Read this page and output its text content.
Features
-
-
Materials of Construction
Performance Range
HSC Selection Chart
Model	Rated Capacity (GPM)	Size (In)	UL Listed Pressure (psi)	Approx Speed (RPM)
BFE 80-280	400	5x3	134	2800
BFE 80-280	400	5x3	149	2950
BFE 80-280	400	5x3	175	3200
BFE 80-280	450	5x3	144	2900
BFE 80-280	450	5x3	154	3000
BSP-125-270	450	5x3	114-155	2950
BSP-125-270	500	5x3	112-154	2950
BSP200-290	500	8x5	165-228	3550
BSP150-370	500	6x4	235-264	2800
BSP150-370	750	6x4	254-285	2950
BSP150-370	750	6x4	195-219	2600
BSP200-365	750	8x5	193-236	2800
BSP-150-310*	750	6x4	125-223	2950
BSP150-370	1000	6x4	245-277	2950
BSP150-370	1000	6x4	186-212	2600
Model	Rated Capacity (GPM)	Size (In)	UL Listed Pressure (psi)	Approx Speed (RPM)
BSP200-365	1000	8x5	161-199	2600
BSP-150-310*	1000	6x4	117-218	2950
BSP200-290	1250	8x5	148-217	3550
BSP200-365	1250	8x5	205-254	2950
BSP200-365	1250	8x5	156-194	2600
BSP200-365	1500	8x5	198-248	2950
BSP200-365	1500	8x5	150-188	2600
________________
● **Task brief**
Make an exact copy of the data above.

● **Result**
Read this page and output its text content.
Features
-
-
Materials of Construction
Performance Range
HSC Selection Chart
Model	Rated Capacity (GPM)	Size (In)	UL Listed Pressure (psi)	Approx Speed (RPM)
BFE 80-280	400	5x3	134	2800
BFE 80-280	400	5x3	149	2950
BFE 80-280	400	5x3	175	3200
BFE 80-280	450	5x3	144	2900
BFE 80-280	450	5x3	154	3000
BSP-125-270	450	5x3	114-155	2950
BSP-125-270	500	5x3	112-154	2950
BSP200-290	500	8x5	165-228	3550
BSP150-370	500	6x4	235-264	2800
BSP150-370	750	6x4	254-285	2950
BSP150-370	750	6x4	195-219	2600
BSP200-365	750	8x5	193-236	2800
BSP-150-310*	750	6x4	125-223	2950
BSP150-370	1000	6x4	245-277	2950
BSP150-370	1000	6x4	186-212	2600
Model	Rated Capacity (GPM)	Size (In)	UL Listed Pressure (psi)	Approx Speed (RPM)
BSP200-365	1000	8x5	161-199	2600
BSP-150-310*	1000	6x4	117-218	2950
BSP200-290	1250	8x5	148-217	3550
BSP200-365	1250	8x5	205-254	2950
BSP200-365	1250	8x5	156-194	2600
BSP200-365	1500	8x5	198-248	2950
BSP200-365	1500	8x5	150-188	2600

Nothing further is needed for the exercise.